● **EXCERPTED RECORDS**

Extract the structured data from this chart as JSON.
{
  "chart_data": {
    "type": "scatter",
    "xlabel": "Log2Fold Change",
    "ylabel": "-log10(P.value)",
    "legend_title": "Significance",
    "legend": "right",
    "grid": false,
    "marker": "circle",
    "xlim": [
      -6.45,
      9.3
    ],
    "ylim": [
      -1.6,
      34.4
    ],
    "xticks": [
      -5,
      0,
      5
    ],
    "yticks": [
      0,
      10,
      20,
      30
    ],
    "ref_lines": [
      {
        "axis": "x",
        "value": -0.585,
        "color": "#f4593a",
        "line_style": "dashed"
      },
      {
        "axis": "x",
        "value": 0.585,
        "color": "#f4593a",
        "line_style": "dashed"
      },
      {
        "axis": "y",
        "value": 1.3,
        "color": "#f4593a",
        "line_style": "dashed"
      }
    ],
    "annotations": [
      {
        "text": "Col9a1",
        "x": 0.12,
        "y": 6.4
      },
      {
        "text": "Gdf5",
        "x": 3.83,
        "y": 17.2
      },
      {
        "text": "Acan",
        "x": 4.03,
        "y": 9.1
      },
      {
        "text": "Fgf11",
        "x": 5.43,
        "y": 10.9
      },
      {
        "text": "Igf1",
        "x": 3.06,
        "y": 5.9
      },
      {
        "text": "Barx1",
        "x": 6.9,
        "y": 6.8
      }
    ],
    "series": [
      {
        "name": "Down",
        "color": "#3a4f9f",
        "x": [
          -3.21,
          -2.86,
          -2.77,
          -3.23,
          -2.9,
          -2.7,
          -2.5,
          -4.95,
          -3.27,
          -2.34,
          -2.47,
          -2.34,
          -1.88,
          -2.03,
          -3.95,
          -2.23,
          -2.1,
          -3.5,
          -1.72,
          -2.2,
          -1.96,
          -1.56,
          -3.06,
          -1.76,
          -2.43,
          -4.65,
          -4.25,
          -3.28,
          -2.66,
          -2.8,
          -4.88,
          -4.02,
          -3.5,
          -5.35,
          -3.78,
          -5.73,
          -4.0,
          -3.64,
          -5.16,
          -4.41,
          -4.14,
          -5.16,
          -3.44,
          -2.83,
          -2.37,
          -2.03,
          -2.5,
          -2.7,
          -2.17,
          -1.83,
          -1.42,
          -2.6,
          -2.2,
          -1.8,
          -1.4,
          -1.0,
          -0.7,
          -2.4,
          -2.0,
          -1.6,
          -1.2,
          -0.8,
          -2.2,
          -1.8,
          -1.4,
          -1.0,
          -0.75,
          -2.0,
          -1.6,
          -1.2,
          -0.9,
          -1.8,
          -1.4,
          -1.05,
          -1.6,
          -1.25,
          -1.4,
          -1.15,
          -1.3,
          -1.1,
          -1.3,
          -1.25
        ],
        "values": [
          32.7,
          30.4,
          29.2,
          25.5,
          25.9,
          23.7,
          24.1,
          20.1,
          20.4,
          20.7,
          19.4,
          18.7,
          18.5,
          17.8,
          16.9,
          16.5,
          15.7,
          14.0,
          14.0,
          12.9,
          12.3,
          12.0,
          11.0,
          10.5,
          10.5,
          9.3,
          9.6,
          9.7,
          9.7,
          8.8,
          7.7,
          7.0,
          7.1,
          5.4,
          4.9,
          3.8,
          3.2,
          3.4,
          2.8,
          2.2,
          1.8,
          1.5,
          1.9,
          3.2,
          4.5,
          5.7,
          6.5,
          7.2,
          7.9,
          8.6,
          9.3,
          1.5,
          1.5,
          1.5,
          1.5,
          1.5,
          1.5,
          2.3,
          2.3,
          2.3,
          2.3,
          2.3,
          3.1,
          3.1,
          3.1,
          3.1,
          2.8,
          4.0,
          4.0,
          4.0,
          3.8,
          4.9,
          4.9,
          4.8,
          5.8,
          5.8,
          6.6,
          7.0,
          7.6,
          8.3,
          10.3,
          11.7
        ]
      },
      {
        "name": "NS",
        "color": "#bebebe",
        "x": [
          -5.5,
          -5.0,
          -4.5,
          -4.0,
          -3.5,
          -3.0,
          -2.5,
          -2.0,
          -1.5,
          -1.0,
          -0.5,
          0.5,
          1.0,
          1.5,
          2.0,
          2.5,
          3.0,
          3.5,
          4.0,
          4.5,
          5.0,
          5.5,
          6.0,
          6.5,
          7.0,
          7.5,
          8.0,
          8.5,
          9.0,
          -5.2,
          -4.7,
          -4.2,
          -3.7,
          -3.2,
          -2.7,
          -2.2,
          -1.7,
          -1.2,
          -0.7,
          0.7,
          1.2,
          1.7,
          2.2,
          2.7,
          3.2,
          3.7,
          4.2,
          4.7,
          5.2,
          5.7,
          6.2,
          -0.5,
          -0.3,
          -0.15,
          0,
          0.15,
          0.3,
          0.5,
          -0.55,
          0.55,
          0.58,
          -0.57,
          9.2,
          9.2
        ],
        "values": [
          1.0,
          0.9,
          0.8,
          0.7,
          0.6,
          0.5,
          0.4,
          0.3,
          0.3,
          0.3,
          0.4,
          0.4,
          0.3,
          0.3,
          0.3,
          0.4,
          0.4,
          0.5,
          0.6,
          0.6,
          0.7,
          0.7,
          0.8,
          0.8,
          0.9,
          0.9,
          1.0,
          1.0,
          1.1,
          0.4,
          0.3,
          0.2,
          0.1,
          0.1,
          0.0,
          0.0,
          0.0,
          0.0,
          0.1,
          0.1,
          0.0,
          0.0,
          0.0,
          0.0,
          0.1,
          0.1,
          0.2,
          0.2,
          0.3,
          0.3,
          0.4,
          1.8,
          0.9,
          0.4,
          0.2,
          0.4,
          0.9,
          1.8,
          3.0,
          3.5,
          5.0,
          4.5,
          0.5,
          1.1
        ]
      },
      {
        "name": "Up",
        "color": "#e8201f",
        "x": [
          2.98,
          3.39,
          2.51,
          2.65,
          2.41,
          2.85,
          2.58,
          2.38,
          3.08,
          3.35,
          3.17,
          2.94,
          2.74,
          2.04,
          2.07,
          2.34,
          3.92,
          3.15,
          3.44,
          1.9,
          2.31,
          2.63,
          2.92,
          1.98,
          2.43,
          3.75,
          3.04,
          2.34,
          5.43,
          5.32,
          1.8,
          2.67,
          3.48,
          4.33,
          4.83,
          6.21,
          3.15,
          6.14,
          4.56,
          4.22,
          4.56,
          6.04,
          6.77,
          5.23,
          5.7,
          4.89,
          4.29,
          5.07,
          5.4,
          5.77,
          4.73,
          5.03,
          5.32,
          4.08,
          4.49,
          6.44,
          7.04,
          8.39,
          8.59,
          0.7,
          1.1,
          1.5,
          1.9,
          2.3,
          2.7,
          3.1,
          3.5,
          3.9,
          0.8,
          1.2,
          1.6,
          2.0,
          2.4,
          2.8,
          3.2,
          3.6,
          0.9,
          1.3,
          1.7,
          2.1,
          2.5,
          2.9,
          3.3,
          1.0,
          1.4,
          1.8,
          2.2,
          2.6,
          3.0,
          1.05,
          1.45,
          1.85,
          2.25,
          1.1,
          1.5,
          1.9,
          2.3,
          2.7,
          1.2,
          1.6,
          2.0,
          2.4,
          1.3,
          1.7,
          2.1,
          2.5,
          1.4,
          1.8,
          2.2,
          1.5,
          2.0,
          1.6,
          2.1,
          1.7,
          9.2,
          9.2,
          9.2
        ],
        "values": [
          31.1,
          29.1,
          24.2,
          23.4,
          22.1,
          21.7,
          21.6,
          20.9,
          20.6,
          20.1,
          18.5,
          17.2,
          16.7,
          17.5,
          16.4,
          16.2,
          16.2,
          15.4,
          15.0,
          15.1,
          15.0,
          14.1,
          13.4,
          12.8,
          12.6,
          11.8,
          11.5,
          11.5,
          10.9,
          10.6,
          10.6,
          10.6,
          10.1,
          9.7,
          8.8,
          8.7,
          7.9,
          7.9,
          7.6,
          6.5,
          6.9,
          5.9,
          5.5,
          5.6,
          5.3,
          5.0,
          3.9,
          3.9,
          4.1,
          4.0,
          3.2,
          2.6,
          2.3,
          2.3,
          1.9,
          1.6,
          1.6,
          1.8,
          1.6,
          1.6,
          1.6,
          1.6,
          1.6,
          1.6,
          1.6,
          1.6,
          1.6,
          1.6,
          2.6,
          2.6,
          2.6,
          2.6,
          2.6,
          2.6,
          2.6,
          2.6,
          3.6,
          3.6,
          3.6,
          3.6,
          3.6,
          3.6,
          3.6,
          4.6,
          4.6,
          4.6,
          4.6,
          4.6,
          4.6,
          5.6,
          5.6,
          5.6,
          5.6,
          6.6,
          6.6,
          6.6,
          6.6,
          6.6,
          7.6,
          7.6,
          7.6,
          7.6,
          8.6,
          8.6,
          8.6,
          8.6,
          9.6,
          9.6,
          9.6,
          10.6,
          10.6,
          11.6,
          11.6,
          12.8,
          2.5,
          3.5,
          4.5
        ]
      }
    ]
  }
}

● **SHORT PROBLEM**
Copy out each line of the listing that holds "text".

● **FINAL ANSWER**
        "text": "Col9a1",
        "text": "Gdf5",
        "text": "Acan",
        "text": "Fgf11",
        "text": "Igf1",
        "text": "Barx1",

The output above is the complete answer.